What the exercise asks:
Keep only those lines of the records that include the string "乾杯酒全て当方手配の場合".

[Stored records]
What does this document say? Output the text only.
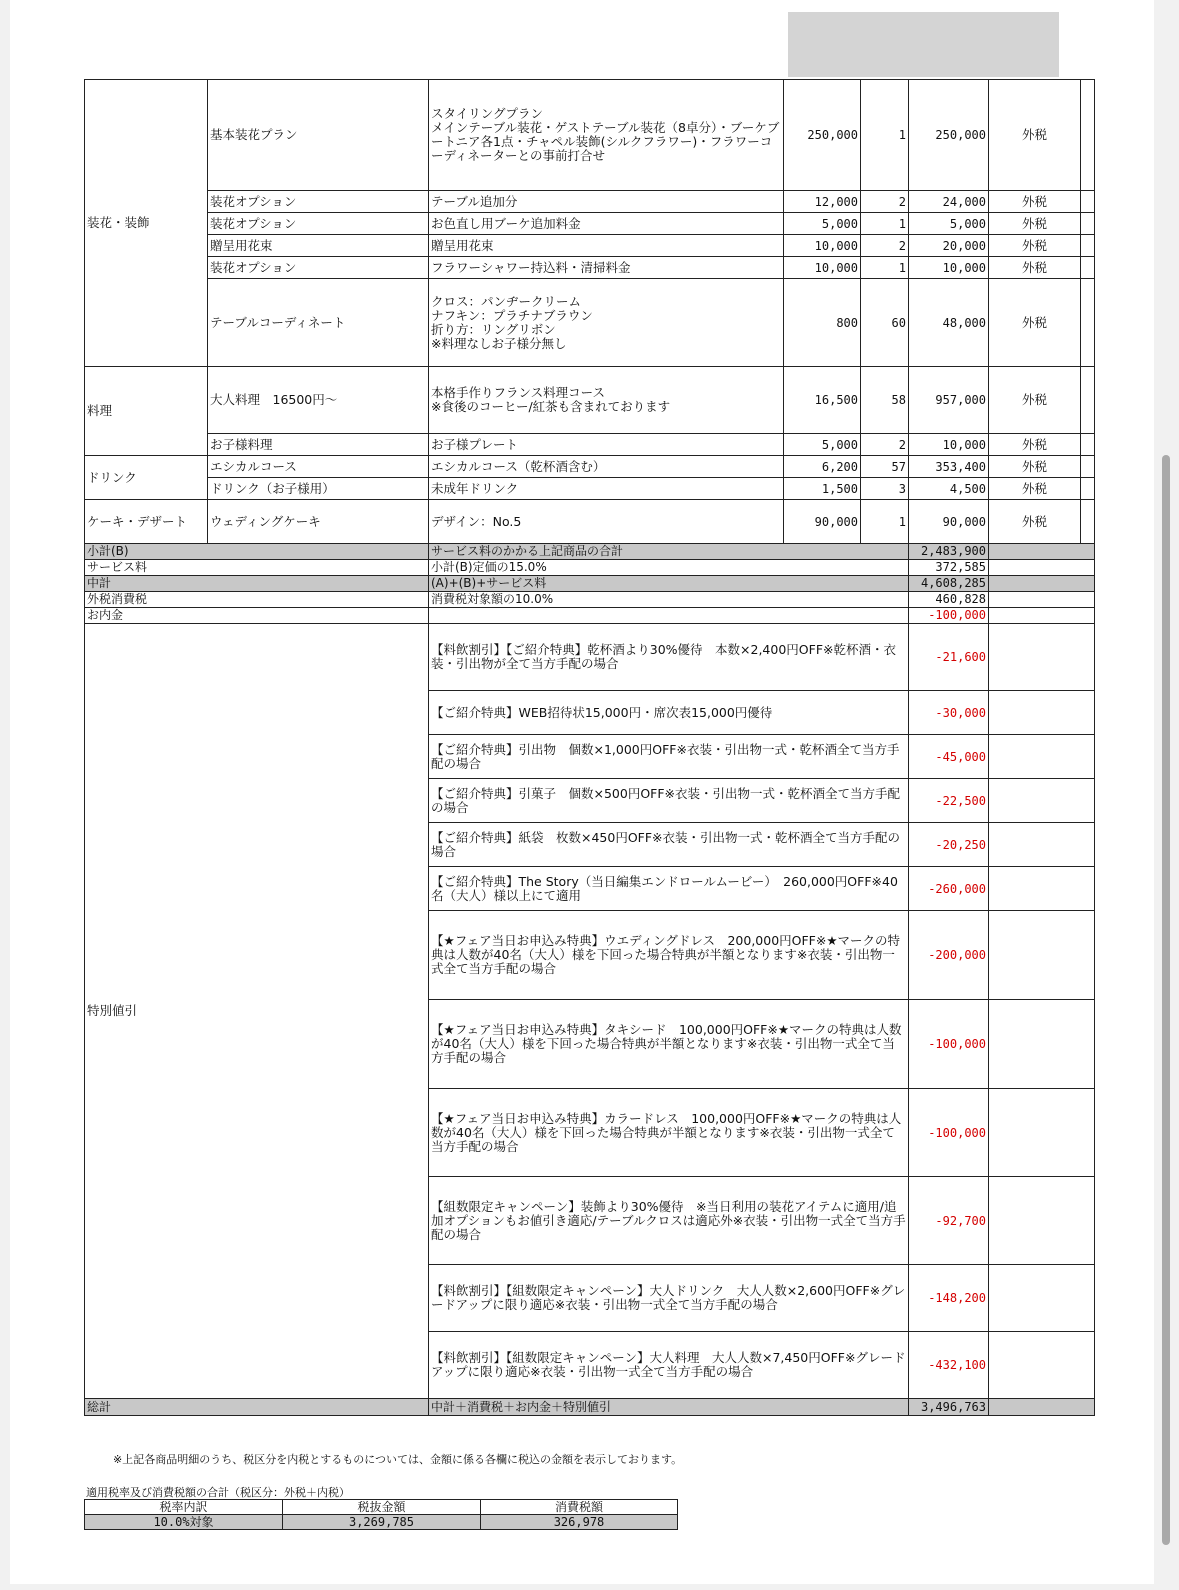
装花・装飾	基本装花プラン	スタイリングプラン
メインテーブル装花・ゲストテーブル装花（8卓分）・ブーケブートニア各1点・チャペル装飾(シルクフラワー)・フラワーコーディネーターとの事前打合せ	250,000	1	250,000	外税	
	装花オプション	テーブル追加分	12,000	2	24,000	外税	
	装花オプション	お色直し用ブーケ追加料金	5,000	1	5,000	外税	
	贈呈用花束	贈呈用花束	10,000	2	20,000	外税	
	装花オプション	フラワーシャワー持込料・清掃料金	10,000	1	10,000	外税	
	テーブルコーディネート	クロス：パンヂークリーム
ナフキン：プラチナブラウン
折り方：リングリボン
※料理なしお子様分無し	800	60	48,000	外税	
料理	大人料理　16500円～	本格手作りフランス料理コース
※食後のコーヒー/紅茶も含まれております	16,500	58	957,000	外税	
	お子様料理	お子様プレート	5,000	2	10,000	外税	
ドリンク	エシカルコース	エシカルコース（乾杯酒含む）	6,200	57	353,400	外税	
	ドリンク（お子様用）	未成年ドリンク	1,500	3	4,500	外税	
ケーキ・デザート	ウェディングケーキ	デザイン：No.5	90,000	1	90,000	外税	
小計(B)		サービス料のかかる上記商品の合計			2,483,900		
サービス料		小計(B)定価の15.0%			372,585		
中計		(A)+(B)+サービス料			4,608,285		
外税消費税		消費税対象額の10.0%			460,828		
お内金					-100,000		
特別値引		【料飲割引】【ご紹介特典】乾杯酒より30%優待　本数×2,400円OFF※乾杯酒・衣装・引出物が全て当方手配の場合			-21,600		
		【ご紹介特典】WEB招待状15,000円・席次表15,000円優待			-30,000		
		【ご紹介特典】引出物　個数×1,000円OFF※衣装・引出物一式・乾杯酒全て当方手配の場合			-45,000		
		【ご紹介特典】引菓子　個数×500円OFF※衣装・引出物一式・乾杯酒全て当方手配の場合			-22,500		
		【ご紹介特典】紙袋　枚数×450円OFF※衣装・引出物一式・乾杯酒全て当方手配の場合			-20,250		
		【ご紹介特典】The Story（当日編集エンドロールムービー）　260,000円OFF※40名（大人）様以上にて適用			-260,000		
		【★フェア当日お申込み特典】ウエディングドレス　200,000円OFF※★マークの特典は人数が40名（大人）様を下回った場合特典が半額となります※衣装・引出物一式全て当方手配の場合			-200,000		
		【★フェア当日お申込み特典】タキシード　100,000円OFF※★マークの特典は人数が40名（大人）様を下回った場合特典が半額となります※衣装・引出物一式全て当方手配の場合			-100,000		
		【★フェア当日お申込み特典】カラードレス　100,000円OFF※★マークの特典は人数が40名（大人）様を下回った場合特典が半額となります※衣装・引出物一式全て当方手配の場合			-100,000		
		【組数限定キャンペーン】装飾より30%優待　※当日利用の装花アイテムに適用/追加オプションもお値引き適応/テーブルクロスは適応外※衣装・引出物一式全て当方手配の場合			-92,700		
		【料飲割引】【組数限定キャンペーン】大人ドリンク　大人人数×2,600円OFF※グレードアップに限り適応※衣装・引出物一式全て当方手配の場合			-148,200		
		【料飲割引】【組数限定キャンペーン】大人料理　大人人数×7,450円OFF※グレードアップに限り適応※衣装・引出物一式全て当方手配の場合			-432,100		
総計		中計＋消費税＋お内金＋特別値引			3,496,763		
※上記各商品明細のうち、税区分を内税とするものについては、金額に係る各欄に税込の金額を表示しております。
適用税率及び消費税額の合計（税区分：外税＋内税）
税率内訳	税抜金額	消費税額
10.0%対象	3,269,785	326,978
--
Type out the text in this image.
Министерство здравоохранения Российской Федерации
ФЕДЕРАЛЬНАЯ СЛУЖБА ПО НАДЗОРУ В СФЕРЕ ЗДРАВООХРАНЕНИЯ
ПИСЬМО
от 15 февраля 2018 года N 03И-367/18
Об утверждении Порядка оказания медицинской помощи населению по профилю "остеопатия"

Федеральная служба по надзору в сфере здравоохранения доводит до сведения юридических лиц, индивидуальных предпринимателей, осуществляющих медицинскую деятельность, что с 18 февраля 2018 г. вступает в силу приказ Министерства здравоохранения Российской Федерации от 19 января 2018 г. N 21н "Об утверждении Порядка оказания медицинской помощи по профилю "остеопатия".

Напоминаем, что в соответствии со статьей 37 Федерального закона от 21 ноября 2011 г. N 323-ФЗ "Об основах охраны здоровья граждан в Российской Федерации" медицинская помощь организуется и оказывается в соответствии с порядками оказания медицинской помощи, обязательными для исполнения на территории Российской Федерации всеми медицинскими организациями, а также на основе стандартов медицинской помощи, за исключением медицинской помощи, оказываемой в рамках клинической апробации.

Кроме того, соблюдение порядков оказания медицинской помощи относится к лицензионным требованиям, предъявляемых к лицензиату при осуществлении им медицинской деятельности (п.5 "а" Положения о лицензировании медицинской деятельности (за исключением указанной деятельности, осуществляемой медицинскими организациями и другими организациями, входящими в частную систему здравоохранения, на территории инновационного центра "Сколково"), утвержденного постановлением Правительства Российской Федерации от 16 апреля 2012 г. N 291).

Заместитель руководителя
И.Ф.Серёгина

Correct response:
		【ご紹介特典】引出物　個数×1,000円OFF※衣装・引出物一式・乾杯酒全て当方手配の場合			-45,000		
		【ご紹介特典】引菓子　個数×500円OFF※衣装・引出物一式・乾杯酒全て当方手配の場合			-22,500		
		【ご紹介特典】紙袋　枚数×450円OFF※衣装・引出物一式・乾杯酒全て当方手配の場合			-20,250		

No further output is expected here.